* TASK BRIEF: The records below must be output exactly, without pictures.

--- START INPUT ---

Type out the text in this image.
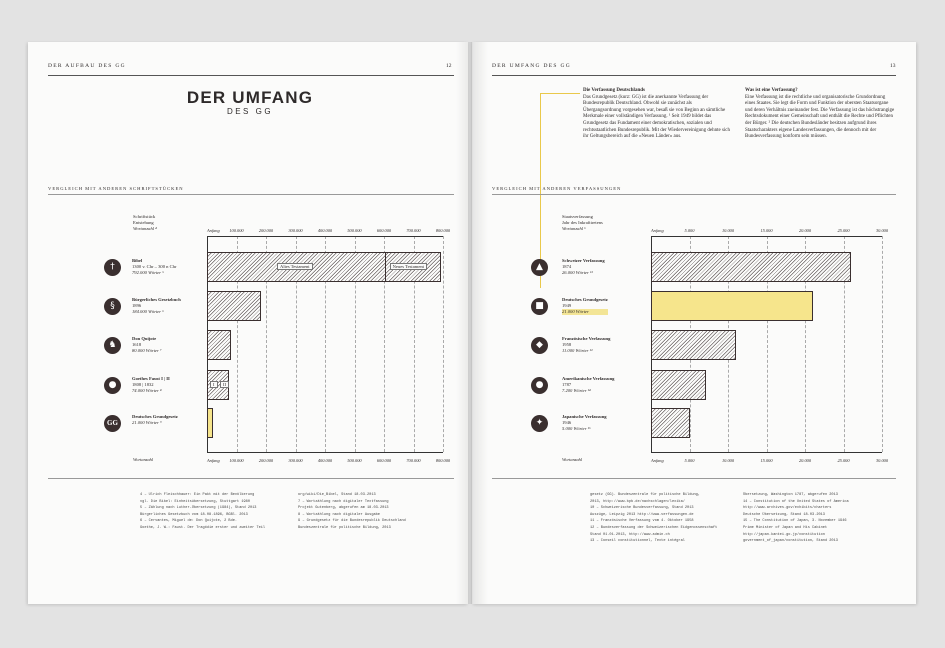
DER AUFBAU DES GG	12
DER UMFANG
DES GG
VERGLEICH MIT ANDEREN SCHRIFTSTÜCKEN
Schriftstück
Entstehung
Wortanzahl ⁴	Anfang
Anfang
100.000
100.000
200.000
200.000
300.000
300.000
400.000
400.000
500.000
500.000
600.000
600.000
700.000
700.000
800.000
800.000
†
Bibel
1300 v. Chr – 300 n Chr
792.000 Wörter ⁵
§
Bürgerliches Gesetzbuch
1896
184.000 Wörter ⁶
♞
Don Quijote
1618
80.000 Wörter ⁷
●
Goethes Faust I | II
1808 | 1832
74.000 Wörter ⁸
GG
Deutsches Grundgesetz
21.000 Wörter ⁹
Altes Testament	Neues Testament
I	II
Wortanzahl
4 – Ulrich Fleischhauer: Ein Pakt mit der Bevölkerung
vgl. Die Bibel: Einheitsübersetzung, Stuttgart 1980
5 – Zählung nach Luther-Übersetzung (1984), Stand 2013
Bürgerliches Gesetzbuch vom 18.08.1896, BGBl. 2013
6 – Cervantes, Miguel de: Don Quijote, 2 Bde.
Goethe, J. W.: Faust. Der Tragödie erster und zweiter Teil
org/wiki/Die_Bibel, Stand 18.03.2013
7 – Wortzählung nach digitaler Textfassung
Projekt Gutenberg, abgerufen am 18.03.2013
8 – Wortzählung nach digitaler Ausgabe
9 – Grundgesetz für die Bundesrepublik Deutschland
Bundeszentrale für politische Bildung, 2013
DER UMFANG DES GG	13
Die Verfassung Deutschlands
Das Grundgesetz (kurz: GG) ist die anerkannte Verfassung der Bundesrepublik Deutschland. Obwohl sie zunächst als Übergangsordnung vorgesehen war, besaß sie von Beginn an sämtliche Merkmale einer vollständigen Verfassung. ¹ Seit 1949 bildet das Grundgesetz das Fundament einer demokratischen, sozialen und rechtsstaatlichen Bundesrepublik. Mit der Wiedervereinigung dehnte sich ihr Geltungsbereich auf die »Neuen Länder« aus.
Was ist eine Verfassung?
Eine Verfassung ist die rechtliche und organisatorische Grundordnung eines Staates. Sie legt die Form und Funktion der obersten Staatsorgane und deren Verhältnis zueinander fest. Die Verfassung ist das höchstrangige Rechtsdokument einer Gemeinschaft und enthält die Rechte und Pflichten der Bürger. ² Die deutschen Bundesländer besitzen aufgrund ihres Staatscharakters eigene Landesverfassungen, die dennoch mit der Bundesverfassung konform sein müssen.
VERGLEICH MIT ANDEREN VERFASSUNGEN
Staatsverfassung
Jahr des Inkrafttretens
Wortanzahl ⁶	Anfang
Anfang
5.000
5.000
10.000
10.000
15.000
15.000
20.000
20.000
25.000
25.000
30.000
30.000
▲
Schweizer Verfassung
1874
26.000 Wörter ¹²
■
Deutsches Grundgesetz
1949
21.000 Wörter
◆
Französische Verfassung
1958
11.000 Wörter ¹³
●
Amerikanische Verfassung
1787
7.200 Wörter ¹⁴
✦
Japanische Verfassung
1946
5.000 Wörter ¹⁵
Wortanzahl
gesetz (GG). Bundeszentrale für politische Bildung,
2013, http://www.bpb.de/nachschlagen/lexika/
10 – Schweizerische Bundesverfassung, Stand 2013
Auszüge, Leipzig 2013 http://www.verfassungen.de
11 – Französische Verfassung vom 4. Oktober 1958
12 – Bundesverfassung der Schweizerischen Eidgenossenschaft
Stand 01.01.2013, http://www.admin.ch
13 – Conseil constitutionnel, Texte intégral
Übersetzung, Washington 1787, abgerufen 2013
14 – Constitution of the United States of America
http://www.archives.gov/exhibits/charters
Deutsche Übersetzung, Stand 18.03.2013
15 – The Constitution of Japan, 3. November 1946
Prime Minister of Japan and His Cabinet
http://japan.kantei.go.jp/constitution
government_of_japan/constitution, Stand 2013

--- END INPUT ---

* SOLVED EXERCISE:
Type out the text in this image.
DER AUFBAU DES GG	12
DER UMFANG
DES GG
VERGLEICH MIT ANDEREN SCHRIFTSTÜCKEN
Schriftstück
Entstehung
Wortanzahl ⁴	Anfang
Anfang
100.000
100.000
200.000
200.000
300.000
300.000
400.000
400.000
500.000
500.000
600.000
600.000
700.000
700.000
800.000
800.000
†
Bibel
1300 v. Chr – 300 n Chr
792.000 Wörter ⁵
§
Bürgerliches Gesetzbuch
1896
184.000 Wörter ⁶
♞
Don Quijote
1618
80.000 Wörter ⁷
●
Goethes Faust I | II
1808 | 1832
74.000 Wörter ⁸
GG
Deutsches Grundgesetz
21.000 Wörter ⁹
Altes Testament	Neues Testament
I	II
Wortanzahl
4 – Ulrich Fleischhauer: Ein Pakt mit der Bevölkerung
vgl. Die Bibel: Einheitsübersetzung, Stuttgart 1980
5 – Zählung nach Luther-Übersetzung (1984), Stand 2013
Bürgerliches Gesetzbuch vom 18.08.1896, BGBl. 2013
6 – Cervantes, Miguel de: Don Quijote, 2 Bde.
Goethe, J. W.: Faust. Der Tragödie erster und zweiter Teil
org/wiki/Die_Bibel, Stand 18.03.2013
7 – Wortzählung nach digitaler Textfassung
Projekt Gutenberg, abgerufen am 18.03.2013
8 – Wortzählung nach digitaler Ausgabe
9 – Grundgesetz für die Bundesrepublik Deutschland
Bundeszentrale für politische Bildung, 2013
DER UMFANG DES GG	13
Die Verfassung Deutschlands
Das Grundgesetz (kurz: GG) ist die anerkannte Verfassung der Bundesrepublik Deutschland. Obwohl sie zunächst als Übergangsordnung vorgesehen war, besaß sie von Beginn an sämtliche Merkmale einer vollständigen Verfassung. ¹ Seit 1949 bildet das Grundgesetz das Fundament einer demokratischen, sozialen und rechtsstaatlichen Bundesrepublik. Mit der Wiedervereinigung dehnte sich ihr Geltungsbereich auf die »Neuen Länder« aus.
Was ist eine Verfassung?
Eine Verfassung ist die rechtliche und organisatorische Grundordnung eines Staates. Sie legt die Form und Funktion der obersten Staatsorgane und deren Verhältnis zueinander fest. Die Verfassung ist das höchstrangige Rechtsdokument einer Gemeinschaft und enthält die Rechte und Pflichten der Bürger. ² Die deutschen Bundesländer besitzen aufgrund ihres Staatscharakters eigene Landesverfassungen, die dennoch mit der Bundesverfassung konform sein müssen.
VERGLEICH MIT ANDEREN VERFASSUNGEN
Staatsverfassung
Jahr des Inkrafttretens
Wortanzahl ⁶	Anfang
Anfang
5.000
5.000
10.000
10.000
15.000
15.000
20.000
20.000
25.000
25.000
30.000
30.000
▲
Schweizer Verfassung
1874
26.000 Wörter ¹²
■
Deutsches Grundgesetz
1949
21.000 Wörter
◆
Französische Verfassung
1958
11.000 Wörter ¹³
●
Amerikanische Verfassung
1787
7.200 Wörter ¹⁴
✦
Japanische Verfassung
1946
5.000 Wörter ¹⁵
Wortanzahl
gesetz (GG). Bundeszentrale für politische Bildung,
2013, http://www.bpb.de/nachschlagen/lexika/
10 – Schweizerische Bundesverfassung, Stand 2013
Auszüge, Leipzig 2013 http://www.verfassungen.de
11 – Französische Verfassung vom 4. Oktober 1958
12 – Bundesverfassung der Schweizerischen Eidgenossenschaft
Stand 01.01.2013, http://www.admin.ch
13 – Conseil constitutionnel, Texte intégral
Übersetzung, Washington 1787, abgerufen 2013
14 – Constitution of the United States of America
http://www.archives.gov/exhibits/charters
Deutsche Übersetzung, Stand 18.03.2013
15 – The Constitution of Japan, 3. November 1946
Prime Minister of Japan and His Cabinet
http://japan.kantei.go.jp/constitution
government_of_japan/constitution, Stand 2013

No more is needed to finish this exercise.